(Dataset entries on figures)
+++++
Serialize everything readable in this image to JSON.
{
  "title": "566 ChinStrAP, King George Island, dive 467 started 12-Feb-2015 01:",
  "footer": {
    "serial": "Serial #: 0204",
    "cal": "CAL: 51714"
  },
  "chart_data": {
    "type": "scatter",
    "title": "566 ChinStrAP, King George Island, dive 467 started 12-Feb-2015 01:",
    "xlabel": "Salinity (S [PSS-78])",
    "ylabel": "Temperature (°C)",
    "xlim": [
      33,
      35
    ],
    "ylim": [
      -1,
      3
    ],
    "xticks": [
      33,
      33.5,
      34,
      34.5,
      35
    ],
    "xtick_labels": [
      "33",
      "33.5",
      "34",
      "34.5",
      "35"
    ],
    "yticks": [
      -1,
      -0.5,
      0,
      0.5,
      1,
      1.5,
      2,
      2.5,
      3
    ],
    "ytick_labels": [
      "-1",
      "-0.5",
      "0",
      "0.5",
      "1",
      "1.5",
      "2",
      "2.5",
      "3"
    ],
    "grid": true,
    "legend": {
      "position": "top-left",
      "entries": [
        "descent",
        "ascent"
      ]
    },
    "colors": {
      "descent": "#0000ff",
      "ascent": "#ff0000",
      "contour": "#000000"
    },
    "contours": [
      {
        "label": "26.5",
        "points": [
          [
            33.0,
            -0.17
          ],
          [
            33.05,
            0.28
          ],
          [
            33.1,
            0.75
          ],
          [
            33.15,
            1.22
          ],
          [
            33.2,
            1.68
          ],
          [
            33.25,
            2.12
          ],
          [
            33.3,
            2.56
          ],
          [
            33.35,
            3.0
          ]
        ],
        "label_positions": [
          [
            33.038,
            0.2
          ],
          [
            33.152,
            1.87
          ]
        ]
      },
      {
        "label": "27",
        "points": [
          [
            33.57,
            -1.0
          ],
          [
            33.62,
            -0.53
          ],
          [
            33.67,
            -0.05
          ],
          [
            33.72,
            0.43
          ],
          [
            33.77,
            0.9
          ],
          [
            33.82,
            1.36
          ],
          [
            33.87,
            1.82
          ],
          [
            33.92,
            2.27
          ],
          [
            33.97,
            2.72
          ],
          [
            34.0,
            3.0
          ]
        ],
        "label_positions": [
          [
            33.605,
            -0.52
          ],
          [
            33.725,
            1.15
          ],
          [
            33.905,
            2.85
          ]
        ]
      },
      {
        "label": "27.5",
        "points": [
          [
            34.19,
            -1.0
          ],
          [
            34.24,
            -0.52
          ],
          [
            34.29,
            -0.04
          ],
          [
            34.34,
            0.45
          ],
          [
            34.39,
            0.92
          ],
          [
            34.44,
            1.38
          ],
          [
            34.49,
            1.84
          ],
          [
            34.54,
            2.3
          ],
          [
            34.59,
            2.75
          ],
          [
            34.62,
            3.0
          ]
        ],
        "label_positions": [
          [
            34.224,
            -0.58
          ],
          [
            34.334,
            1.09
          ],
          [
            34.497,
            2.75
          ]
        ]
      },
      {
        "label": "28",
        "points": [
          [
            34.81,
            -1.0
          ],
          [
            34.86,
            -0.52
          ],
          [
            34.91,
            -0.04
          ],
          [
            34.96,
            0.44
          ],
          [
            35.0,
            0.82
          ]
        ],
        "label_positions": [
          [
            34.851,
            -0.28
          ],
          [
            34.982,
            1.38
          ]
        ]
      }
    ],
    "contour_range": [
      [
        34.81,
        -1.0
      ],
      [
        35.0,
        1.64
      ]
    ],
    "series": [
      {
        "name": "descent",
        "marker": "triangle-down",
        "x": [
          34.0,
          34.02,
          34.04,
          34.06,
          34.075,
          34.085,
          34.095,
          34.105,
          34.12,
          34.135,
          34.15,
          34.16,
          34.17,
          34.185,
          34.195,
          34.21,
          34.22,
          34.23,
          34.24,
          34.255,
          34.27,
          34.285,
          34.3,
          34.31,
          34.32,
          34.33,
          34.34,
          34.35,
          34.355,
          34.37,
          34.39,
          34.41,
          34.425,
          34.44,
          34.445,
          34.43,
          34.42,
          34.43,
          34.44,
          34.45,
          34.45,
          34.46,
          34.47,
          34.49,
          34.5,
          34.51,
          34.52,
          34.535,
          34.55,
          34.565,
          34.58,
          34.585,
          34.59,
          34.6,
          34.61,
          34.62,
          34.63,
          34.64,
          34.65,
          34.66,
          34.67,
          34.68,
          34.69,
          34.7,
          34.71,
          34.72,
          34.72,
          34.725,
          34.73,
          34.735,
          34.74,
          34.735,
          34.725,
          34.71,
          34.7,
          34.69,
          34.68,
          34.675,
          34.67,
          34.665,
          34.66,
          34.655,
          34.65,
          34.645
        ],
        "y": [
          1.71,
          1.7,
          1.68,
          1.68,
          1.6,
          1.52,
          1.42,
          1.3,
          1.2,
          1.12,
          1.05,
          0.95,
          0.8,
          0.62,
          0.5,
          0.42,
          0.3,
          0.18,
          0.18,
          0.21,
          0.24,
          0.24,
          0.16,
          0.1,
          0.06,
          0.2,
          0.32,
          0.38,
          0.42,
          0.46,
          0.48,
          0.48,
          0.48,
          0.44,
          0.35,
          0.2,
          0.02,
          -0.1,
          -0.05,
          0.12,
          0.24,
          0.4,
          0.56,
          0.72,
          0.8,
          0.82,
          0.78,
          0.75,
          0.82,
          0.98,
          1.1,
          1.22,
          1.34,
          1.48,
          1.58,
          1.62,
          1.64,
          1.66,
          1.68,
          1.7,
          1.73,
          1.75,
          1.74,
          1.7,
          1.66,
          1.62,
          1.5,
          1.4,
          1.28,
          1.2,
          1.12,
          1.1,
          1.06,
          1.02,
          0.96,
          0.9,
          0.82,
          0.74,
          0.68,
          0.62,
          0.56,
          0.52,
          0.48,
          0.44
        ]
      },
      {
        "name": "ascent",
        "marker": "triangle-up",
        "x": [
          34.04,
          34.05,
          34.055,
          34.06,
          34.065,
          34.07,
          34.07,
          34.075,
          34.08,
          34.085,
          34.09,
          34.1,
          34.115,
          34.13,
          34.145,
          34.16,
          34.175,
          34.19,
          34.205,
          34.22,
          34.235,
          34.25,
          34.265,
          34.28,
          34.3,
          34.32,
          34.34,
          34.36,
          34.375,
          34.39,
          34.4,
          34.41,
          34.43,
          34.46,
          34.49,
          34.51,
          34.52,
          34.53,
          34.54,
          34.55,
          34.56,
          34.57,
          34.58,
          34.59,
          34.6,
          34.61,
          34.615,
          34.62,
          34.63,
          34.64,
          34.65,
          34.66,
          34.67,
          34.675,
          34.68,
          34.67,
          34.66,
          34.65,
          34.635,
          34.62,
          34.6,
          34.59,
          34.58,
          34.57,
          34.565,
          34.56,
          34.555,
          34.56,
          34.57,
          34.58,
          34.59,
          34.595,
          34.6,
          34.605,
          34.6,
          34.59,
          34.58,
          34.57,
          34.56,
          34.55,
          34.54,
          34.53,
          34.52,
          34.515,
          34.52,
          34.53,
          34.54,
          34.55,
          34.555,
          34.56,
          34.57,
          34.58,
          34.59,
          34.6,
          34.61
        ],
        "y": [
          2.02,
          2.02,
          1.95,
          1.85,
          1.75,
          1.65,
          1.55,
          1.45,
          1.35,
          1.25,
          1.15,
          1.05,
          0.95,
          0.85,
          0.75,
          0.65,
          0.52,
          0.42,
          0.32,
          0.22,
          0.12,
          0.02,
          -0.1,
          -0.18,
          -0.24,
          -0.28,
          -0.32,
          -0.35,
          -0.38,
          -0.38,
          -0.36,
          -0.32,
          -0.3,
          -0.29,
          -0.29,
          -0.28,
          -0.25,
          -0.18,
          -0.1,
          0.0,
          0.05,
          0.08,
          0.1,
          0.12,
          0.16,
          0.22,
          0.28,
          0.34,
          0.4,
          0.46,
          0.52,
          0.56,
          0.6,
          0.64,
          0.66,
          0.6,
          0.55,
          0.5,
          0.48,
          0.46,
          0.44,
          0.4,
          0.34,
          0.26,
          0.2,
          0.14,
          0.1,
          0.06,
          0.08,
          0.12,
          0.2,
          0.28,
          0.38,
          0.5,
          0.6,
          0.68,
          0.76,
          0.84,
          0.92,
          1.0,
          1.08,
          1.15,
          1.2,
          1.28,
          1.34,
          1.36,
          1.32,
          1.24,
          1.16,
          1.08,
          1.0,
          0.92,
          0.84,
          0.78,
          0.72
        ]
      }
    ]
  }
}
+++++
§ **Task to complete**
Work out how many lines in the records above hold the string "triangle", then give only that count.

§ **Result for this exercise**
2